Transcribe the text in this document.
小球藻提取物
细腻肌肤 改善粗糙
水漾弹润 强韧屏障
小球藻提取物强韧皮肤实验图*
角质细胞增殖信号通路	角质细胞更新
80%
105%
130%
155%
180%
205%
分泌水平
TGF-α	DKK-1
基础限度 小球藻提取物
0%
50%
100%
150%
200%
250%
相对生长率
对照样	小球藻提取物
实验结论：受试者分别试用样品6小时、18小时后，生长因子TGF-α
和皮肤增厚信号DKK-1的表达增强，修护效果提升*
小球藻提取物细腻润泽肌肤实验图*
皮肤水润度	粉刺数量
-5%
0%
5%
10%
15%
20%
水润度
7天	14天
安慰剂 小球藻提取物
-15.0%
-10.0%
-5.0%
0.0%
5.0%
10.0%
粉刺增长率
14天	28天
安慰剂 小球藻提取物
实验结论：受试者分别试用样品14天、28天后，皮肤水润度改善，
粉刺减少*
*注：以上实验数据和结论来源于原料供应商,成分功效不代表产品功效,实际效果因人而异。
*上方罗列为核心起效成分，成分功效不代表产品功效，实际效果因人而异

== Given task ==
From the entries above, select each line containing the string "实际效果因人而异".

== Response ==
*注：以上实验数据和结论来源于原料供应商,成分功效不代表产品功效,实际效果因人而异。
*上方罗列为核心起效成分，成分功效不代表产品功效，实际效果因人而异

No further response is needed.